Which lines of the records contain "Speed"? Collect every one of them.

start Extracted entries

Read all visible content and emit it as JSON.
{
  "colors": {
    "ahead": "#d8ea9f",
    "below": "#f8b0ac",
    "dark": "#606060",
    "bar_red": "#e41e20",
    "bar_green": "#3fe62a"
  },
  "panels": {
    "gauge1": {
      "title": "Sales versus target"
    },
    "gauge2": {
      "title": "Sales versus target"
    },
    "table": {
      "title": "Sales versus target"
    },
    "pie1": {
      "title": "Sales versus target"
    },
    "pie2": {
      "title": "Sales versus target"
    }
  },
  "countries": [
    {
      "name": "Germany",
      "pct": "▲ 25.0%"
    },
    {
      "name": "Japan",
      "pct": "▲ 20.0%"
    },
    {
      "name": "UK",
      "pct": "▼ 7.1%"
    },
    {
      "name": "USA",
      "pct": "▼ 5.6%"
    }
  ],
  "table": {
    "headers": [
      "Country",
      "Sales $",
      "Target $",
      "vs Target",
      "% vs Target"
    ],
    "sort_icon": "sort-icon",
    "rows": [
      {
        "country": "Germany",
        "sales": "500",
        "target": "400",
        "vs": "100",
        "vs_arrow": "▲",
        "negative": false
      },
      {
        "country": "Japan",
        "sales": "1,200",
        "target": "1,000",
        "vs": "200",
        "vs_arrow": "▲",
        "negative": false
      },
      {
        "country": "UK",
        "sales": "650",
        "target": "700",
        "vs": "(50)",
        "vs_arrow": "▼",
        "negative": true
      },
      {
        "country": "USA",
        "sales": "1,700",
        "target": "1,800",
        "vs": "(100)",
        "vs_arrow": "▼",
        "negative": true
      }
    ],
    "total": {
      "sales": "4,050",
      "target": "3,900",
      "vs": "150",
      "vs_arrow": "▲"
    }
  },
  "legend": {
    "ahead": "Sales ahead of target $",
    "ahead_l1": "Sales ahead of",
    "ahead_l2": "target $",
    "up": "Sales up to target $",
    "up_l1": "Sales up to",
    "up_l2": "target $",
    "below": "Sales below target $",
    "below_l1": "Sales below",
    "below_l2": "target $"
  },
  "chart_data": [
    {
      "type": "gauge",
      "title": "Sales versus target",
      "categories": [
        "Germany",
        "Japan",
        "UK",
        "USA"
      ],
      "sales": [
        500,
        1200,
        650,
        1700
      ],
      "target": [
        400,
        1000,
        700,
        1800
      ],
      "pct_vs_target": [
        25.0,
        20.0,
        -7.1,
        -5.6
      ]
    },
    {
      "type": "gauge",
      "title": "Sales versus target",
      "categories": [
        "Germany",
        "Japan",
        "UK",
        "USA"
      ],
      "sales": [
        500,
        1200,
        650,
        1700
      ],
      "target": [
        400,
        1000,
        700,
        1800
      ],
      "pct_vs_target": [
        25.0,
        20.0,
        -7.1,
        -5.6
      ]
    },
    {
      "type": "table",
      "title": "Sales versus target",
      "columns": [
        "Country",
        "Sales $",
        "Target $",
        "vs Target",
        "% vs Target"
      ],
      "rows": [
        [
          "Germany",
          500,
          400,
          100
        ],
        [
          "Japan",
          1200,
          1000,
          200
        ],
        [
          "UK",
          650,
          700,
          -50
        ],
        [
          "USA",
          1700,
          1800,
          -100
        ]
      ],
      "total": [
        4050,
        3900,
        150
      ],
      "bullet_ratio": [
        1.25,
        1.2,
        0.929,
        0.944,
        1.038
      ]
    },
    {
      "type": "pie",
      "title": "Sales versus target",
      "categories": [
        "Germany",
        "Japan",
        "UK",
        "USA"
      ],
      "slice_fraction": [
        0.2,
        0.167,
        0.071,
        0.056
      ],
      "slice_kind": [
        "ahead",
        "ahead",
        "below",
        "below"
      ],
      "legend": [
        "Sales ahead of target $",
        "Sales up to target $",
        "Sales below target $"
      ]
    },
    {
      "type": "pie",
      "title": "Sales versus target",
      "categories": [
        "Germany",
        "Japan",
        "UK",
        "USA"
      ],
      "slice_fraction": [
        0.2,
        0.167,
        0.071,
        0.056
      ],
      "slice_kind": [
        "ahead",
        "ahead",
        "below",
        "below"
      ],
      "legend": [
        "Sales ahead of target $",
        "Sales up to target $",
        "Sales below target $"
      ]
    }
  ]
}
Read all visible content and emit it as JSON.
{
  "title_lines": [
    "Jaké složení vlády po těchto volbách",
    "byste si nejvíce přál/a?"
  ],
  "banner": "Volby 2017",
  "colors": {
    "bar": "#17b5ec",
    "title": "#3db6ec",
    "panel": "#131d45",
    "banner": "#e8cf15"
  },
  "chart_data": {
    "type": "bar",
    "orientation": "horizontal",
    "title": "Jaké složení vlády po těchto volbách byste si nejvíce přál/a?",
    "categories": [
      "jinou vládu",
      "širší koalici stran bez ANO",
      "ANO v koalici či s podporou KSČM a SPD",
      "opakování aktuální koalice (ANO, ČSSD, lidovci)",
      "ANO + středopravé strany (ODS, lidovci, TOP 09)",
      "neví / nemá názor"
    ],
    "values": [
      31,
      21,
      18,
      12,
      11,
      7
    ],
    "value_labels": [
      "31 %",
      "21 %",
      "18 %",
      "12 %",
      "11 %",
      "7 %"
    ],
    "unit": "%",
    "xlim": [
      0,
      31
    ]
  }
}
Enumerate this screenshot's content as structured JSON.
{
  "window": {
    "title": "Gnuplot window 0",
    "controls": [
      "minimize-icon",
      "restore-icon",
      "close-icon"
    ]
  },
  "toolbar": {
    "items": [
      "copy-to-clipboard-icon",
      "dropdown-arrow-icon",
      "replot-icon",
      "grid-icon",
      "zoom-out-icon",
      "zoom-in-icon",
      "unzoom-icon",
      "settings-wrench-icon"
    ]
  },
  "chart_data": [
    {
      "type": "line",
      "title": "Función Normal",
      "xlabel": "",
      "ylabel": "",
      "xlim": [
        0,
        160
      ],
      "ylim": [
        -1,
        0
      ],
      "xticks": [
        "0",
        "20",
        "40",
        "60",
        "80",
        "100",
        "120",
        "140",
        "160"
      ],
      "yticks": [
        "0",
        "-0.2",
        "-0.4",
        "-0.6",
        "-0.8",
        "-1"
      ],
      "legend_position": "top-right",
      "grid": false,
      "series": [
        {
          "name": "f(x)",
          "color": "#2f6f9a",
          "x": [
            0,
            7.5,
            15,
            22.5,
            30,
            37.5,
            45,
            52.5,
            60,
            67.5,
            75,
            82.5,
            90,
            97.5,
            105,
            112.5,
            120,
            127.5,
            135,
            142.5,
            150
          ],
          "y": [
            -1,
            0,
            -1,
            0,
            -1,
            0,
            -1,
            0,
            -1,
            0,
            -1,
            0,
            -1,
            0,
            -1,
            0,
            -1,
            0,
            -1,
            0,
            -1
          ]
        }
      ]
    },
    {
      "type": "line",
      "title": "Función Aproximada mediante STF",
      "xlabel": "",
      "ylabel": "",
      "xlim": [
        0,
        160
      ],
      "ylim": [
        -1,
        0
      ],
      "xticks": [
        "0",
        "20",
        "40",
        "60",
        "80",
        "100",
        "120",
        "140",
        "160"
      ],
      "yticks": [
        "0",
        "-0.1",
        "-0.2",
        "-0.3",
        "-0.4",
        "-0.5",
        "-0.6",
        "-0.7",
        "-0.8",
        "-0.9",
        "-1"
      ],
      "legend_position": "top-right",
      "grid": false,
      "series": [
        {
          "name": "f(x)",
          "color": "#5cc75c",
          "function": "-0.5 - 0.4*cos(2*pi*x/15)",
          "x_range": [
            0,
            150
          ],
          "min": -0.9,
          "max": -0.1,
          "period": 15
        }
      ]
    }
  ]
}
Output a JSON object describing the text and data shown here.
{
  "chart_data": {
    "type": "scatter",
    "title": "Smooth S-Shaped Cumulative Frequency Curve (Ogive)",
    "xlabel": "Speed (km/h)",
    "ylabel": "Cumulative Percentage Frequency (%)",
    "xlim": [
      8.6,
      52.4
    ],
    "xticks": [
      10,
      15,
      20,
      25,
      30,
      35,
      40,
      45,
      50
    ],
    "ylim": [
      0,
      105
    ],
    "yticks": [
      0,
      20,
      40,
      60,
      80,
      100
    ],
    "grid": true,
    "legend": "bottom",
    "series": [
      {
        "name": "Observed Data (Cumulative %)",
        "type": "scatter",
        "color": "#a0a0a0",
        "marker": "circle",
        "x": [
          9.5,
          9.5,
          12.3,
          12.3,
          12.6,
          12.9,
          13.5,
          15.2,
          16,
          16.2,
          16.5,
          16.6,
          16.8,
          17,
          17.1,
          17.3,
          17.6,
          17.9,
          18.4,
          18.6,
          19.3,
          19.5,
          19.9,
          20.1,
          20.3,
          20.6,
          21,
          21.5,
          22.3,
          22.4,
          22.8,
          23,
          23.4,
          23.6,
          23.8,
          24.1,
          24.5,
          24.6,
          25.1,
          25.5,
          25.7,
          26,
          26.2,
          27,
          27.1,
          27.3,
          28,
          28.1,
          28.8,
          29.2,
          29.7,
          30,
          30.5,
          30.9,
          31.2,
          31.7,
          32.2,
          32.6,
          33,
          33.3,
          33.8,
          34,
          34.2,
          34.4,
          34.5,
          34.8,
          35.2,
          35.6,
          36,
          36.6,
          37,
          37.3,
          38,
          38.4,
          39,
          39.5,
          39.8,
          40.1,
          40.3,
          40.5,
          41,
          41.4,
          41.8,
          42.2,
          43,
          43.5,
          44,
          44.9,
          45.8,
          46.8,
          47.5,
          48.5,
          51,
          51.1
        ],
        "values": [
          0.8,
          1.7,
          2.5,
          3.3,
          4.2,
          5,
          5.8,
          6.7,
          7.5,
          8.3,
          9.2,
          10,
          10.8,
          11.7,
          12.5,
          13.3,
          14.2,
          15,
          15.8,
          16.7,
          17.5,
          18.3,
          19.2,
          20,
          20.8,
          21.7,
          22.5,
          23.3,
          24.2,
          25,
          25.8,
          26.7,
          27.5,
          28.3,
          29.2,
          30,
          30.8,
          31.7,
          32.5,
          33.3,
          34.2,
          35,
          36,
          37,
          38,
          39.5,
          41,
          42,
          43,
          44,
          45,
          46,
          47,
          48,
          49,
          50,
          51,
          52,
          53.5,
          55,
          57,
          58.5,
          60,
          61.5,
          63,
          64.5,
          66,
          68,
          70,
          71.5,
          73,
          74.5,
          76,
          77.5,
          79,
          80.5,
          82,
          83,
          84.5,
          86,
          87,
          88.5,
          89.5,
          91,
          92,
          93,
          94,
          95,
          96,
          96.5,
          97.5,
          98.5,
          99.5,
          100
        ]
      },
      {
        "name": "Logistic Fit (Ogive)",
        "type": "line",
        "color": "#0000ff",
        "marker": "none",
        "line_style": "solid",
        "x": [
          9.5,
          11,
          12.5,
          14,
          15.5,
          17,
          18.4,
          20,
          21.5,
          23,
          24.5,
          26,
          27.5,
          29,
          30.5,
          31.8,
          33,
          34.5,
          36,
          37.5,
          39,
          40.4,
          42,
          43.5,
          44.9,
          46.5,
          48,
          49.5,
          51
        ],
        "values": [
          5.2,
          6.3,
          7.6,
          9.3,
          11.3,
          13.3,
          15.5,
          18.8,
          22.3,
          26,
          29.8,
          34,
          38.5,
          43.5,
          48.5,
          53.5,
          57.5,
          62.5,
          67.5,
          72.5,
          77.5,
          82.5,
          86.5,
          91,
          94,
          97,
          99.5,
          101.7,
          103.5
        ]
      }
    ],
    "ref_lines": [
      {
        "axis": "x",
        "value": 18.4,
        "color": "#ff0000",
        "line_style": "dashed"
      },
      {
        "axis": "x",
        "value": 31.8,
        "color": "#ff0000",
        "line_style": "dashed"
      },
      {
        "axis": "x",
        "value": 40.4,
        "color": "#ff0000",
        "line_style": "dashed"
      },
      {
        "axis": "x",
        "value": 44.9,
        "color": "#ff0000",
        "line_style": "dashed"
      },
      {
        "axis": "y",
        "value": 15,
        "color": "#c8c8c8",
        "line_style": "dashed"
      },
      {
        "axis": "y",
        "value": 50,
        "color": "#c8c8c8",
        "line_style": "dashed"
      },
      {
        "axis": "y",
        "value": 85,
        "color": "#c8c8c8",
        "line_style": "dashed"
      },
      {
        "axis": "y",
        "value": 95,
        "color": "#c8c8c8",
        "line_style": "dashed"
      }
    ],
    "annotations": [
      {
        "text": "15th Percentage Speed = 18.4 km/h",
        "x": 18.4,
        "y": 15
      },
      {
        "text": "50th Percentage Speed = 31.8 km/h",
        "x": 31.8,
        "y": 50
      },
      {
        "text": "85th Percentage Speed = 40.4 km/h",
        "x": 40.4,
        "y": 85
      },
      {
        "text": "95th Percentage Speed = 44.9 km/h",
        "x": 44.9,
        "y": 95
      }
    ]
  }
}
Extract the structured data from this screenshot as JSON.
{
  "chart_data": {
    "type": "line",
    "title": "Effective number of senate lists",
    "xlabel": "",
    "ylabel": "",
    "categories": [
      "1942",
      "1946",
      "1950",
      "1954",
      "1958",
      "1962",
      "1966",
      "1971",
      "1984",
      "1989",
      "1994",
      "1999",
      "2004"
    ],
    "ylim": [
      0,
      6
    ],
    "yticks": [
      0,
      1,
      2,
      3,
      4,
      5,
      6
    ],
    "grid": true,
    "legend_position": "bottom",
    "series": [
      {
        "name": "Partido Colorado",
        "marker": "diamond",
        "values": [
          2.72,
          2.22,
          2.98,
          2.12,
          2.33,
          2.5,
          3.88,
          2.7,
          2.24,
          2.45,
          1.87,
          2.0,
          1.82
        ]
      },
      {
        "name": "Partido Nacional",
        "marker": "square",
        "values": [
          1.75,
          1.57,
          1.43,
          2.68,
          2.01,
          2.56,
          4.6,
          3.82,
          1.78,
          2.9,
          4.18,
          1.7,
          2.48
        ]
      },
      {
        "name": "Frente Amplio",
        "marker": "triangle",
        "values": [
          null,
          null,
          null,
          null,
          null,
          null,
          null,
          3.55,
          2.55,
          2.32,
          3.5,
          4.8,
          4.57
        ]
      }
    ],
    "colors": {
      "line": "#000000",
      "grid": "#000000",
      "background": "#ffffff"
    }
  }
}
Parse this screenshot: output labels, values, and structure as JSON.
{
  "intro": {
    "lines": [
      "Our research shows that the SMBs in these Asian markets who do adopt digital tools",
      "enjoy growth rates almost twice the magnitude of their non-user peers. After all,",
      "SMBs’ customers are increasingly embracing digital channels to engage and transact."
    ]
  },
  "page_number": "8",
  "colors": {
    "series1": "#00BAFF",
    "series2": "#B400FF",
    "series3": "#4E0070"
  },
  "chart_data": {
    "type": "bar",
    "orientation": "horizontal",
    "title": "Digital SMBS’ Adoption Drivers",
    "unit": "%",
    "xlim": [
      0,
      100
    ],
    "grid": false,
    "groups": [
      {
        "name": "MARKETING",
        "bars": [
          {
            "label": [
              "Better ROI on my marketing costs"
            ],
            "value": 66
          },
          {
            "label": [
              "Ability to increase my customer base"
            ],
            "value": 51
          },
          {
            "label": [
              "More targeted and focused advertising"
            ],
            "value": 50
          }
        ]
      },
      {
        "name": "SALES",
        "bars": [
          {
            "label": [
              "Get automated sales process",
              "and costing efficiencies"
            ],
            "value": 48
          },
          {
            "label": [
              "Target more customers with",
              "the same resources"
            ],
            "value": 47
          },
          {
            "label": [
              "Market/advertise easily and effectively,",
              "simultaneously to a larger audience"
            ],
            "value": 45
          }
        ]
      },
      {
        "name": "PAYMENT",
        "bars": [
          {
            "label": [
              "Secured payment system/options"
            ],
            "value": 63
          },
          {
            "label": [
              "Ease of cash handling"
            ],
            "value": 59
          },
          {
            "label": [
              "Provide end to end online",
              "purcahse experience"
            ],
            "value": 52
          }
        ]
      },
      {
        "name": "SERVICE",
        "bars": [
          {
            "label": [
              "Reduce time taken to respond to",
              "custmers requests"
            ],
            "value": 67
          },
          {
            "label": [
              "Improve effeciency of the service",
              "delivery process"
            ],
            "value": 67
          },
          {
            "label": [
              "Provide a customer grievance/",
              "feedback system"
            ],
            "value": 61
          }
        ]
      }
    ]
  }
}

end Extracted entries

◆ **Result of the exercise**:
    "xlabel": "Speed (km/h)",
        "text": "15th Percentage Speed = 18.4 km/h",
        "text": "50th Percentage Speed = 31.8 km/h",
        "text": "85th Percentage Speed = 40.4 km/h",
        "text": "95th Percentage Speed = 44.9 km/h",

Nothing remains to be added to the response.